# What is required
Collect each line holding the string "this".

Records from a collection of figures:
## Start
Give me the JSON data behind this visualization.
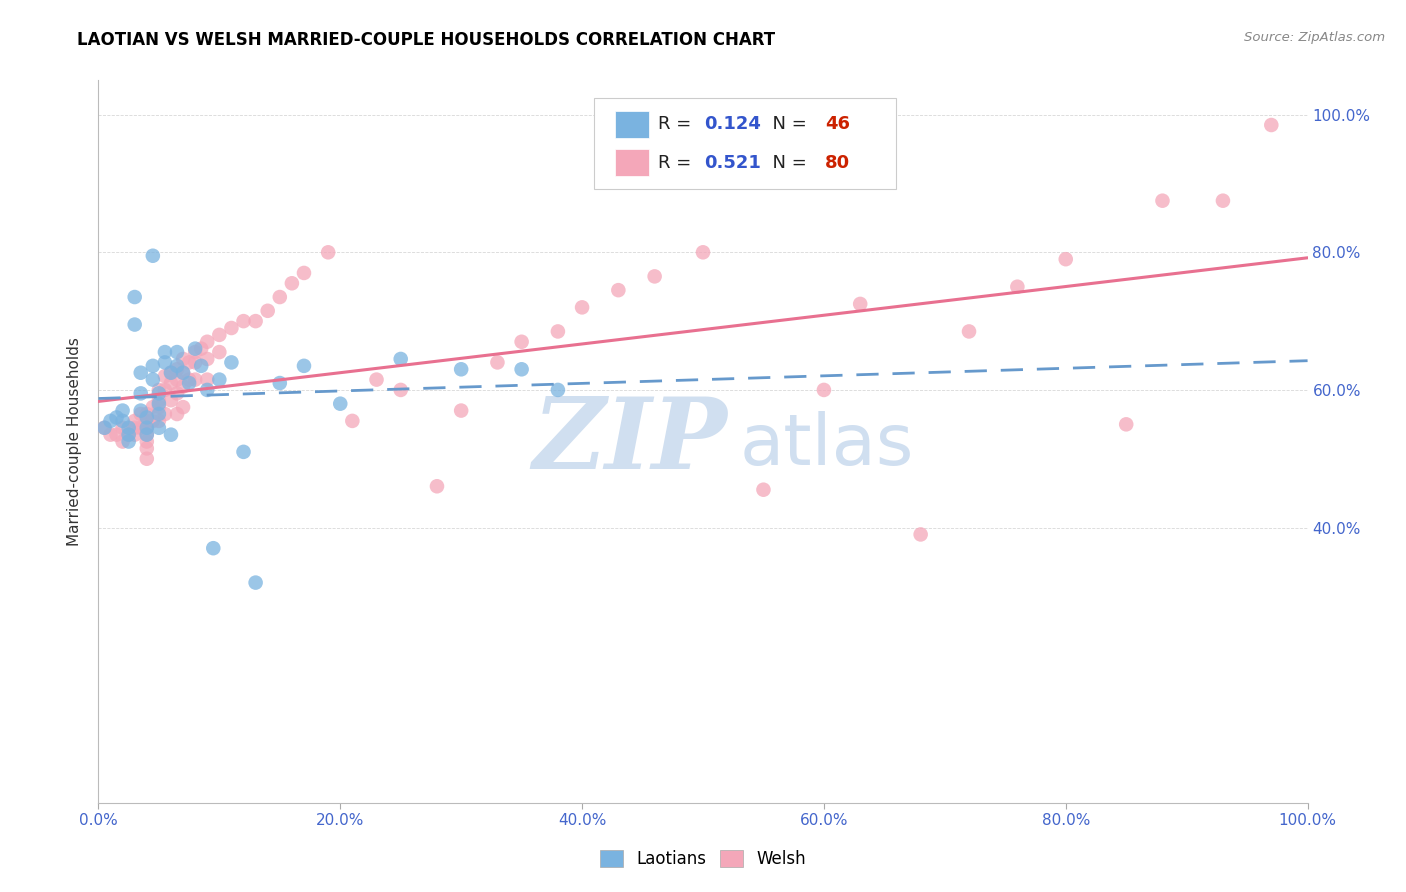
{
  "title": "LAOTIAN VS WELSH MARRIED-COUPLE HOUSEHOLDS CORRELATION CHART",
  "source": "Source: ZipAtlas.com",
  "ylabel": "Married-couple Households",
  "xlim": [
    0.0,
    1.0
  ],
  "ylim": [
    0.0,
    1.05
  ],
  "xticks": [
    0.0,
    0.2,
    0.4,
    0.6,
    0.8,
    1.0
  ],
  "xtick_labels": [
    "0.0%",
    "20.0%",
    "40.0%",
    "60.0%",
    "80.0%",
    "100.0%"
  ],
  "ytick_positions": [
    0.4,
    0.6,
    0.8,
    1.0
  ],
  "ytick_labels": [
    "40.0%",
    "60.0%",
    "80.0%",
    "100.0%"
  ],
  "laotian_color": "#7ab3e0",
  "welsh_color": "#f4a7b9",
  "laotian_line_color": "#6699cc",
  "welsh_line_color": "#e87090",
  "laotian_R": 0.124,
  "laotian_N": 46,
  "welsh_R": 0.521,
  "welsh_N": 80,
  "legend_R_color": "#3355cc",
  "legend_N_color": "#cc2200",
  "watermark_zip": "ZIP",
  "watermark_atlas": "atlas",
  "watermark_color": "#d0dff0",
  "tick_color": "#4466cc",
  "laotian_x": [
    0.005,
    0.01,
    0.015,
    0.02,
    0.02,
    0.025,
    0.025,
    0.025,
    0.03,
    0.03,
    0.035,
    0.035,
    0.035,
    0.04,
    0.04,
    0.04,
    0.045,
    0.045,
    0.045,
    0.05,
    0.05,
    0.05,
    0.05,
    0.055,
    0.055,
    0.06,
    0.06,
    0.065,
    0.065,
    0.07,
    0.075,
    0.08,
    0.085,
    0.09,
    0.095,
    0.1,
    0.11,
    0.12,
    0.13,
    0.15,
    0.17,
    0.2,
    0.25,
    0.3,
    0.35,
    0.38
  ],
  "laotian_y": [
    0.545,
    0.555,
    0.56,
    0.57,
    0.555,
    0.545,
    0.535,
    0.525,
    0.735,
    0.695,
    0.625,
    0.595,
    0.57,
    0.56,
    0.545,
    0.535,
    0.795,
    0.635,
    0.615,
    0.595,
    0.58,
    0.565,
    0.545,
    0.655,
    0.64,
    0.625,
    0.535,
    0.655,
    0.635,
    0.625,
    0.61,
    0.66,
    0.635,
    0.6,
    0.37,
    0.615,
    0.64,
    0.51,
    0.32,
    0.61,
    0.635,
    0.58,
    0.645,
    0.63,
    0.63,
    0.6
  ],
  "welsh_x": [
    0.005,
    0.01,
    0.015,
    0.02,
    0.02,
    0.025,
    0.03,
    0.03,
    0.03,
    0.035,
    0.035,
    0.04,
    0.04,
    0.04,
    0.04,
    0.04,
    0.04,
    0.04,
    0.045,
    0.045,
    0.05,
    0.05,
    0.05,
    0.05,
    0.055,
    0.055,
    0.055,
    0.06,
    0.06,
    0.06,
    0.065,
    0.065,
    0.065,
    0.065,
    0.07,
    0.07,
    0.07,
    0.07,
    0.075,
    0.075,
    0.08,
    0.08,
    0.08,
    0.085,
    0.09,
    0.09,
    0.09,
    0.1,
    0.1,
    0.11,
    0.12,
    0.13,
    0.14,
    0.15,
    0.16,
    0.17,
    0.19,
    0.21,
    0.23,
    0.25,
    0.28,
    0.3,
    0.33,
    0.35,
    0.38,
    0.4,
    0.43,
    0.46,
    0.5,
    0.55,
    0.6,
    0.63,
    0.68,
    0.72,
    0.76,
    0.8,
    0.85,
    0.88,
    0.93,
    0.97
  ],
  "welsh_y": [
    0.545,
    0.535,
    0.535,
    0.545,
    0.525,
    0.535,
    0.555,
    0.545,
    0.535,
    0.565,
    0.545,
    0.565,
    0.555,
    0.545,
    0.535,
    0.525,
    0.515,
    0.5,
    0.575,
    0.555,
    0.6,
    0.585,
    0.575,
    0.555,
    0.62,
    0.6,
    0.565,
    0.625,
    0.61,
    0.585,
    0.63,
    0.615,
    0.595,
    0.565,
    0.645,
    0.625,
    0.605,
    0.575,
    0.64,
    0.615,
    0.655,
    0.64,
    0.615,
    0.66,
    0.67,
    0.645,
    0.615,
    0.68,
    0.655,
    0.69,
    0.7,
    0.7,
    0.715,
    0.735,
    0.755,
    0.77,
    0.8,
    0.555,
    0.615,
    0.6,
    0.46,
    0.57,
    0.64,
    0.67,
    0.685,
    0.72,
    0.745,
    0.765,
    0.8,
    0.455,
    0.6,
    0.725,
    0.39,
    0.685,
    0.75,
    0.79,
    0.55,
    0.875,
    0.875,
    0.985
  ]
}
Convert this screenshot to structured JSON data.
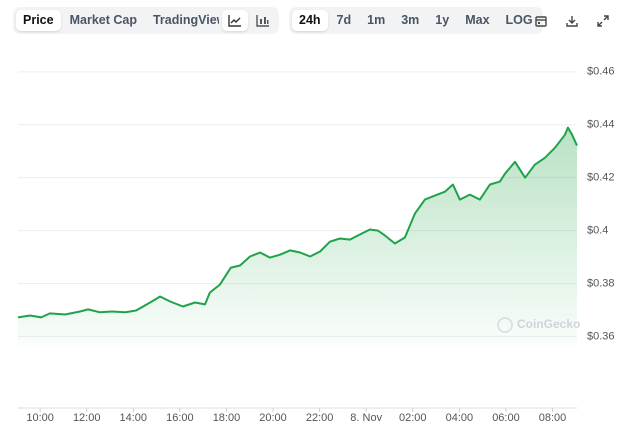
{
  "toolbar": {
    "views": [
      "Price",
      "Market Cap",
      "TradingView"
    ],
    "ranges": [
      "24h",
      "7d",
      "1m",
      "3m",
      "1y",
      "Max",
      "LOG"
    ]
  },
  "chart_data": {
    "type": "area",
    "watermark": "CoinGecko",
    "color": "#1fa34a",
    "x": [
      9.05,
      9.57,
      10.04,
      10.42,
      11.07,
      11.71,
      12.06,
      12.57,
      13.09,
      13.64,
      14.12,
      14.72,
      15.15,
      15.58,
      16.13,
      16.65,
      17.08,
      17.29,
      17.72,
      18.19,
      18.58,
      19.01,
      19.44,
      19.87,
      20.3,
      20.73,
      21.16,
      21.59,
      22.02,
      22.44,
      22.87,
      23.3,
      23.73,
      24.16,
      24.5,
      24.81,
      25.23,
      25.66,
      26.09,
      26.52,
      26.95,
      27.38,
      27.72,
      28.02,
      28.45,
      28.88,
      29.31,
      29.74,
      29.96,
      30.39,
      30.82,
      31.24,
      31.67,
      32.1,
      32.53,
      32.66,
      32.84,
      33.05
    ],
    "values": [
      0.3672,
      0.3679,
      0.3672,
      0.3687,
      0.3683,
      0.3694,
      0.3702,
      0.3691,
      0.3694,
      0.3691,
      0.3698,
      0.3728,
      0.3751,
      0.3732,
      0.3713,
      0.3728,
      0.3721,
      0.3766,
      0.3796,
      0.386,
      0.3868,
      0.3902,
      0.3917,
      0.3898,
      0.3909,
      0.3925,
      0.3917,
      0.3902,
      0.3921,
      0.3958,
      0.397,
      0.3966,
      0.3985,
      0.4004,
      0.4,
      0.3981,
      0.3951,
      0.3974,
      0.4064,
      0.4117,
      0.4132,
      0.4147,
      0.4174,
      0.4117,
      0.4136,
      0.4117,
      0.4174,
      0.4185,
      0.4215,
      0.426,
      0.42,
      0.4249,
      0.4275,
      0.4313,
      0.4362,
      0.4389,
      0.4362,
      0.4321
    ],
    "xlim": [
      9.05,
      33.05
    ],
    "ylim": [
      0.356,
      0.469
    ],
    "xticks": [
      {
        "value": 10,
        "label": "10:00"
      },
      {
        "value": 12,
        "label": "12:00"
      },
      {
        "value": 14,
        "label": "14:00"
      },
      {
        "value": 16,
        "label": "16:00"
      },
      {
        "value": 18,
        "label": "18:00"
      },
      {
        "value": 20,
        "label": "20:00"
      },
      {
        "value": 22,
        "label": "22:00"
      },
      {
        "value": 24,
        "label": "8. Nov"
      },
      {
        "value": 26,
        "label": "02:00"
      },
      {
        "value": 28,
        "label": "04:00"
      },
      {
        "value": 30,
        "label": "06:00"
      },
      {
        "value": 32,
        "label": "08:00"
      }
    ],
    "yticks": [
      {
        "value": 0.36,
        "label": "$0.36"
      },
      {
        "value": 0.38,
        "label": "$0.38"
      },
      {
        "value": 0.4,
        "label": "$0.4"
      },
      {
        "value": 0.42,
        "label": "$0.42"
      },
      {
        "value": 0.44,
        "label": "$0.44"
      },
      {
        "value": 0.46,
        "label": "$0.46"
      }
    ],
    "grid": true
  }
}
## End
# Full answer
Give me the JSON data behind this visualization.
Convert this screenshot to structured JSON data.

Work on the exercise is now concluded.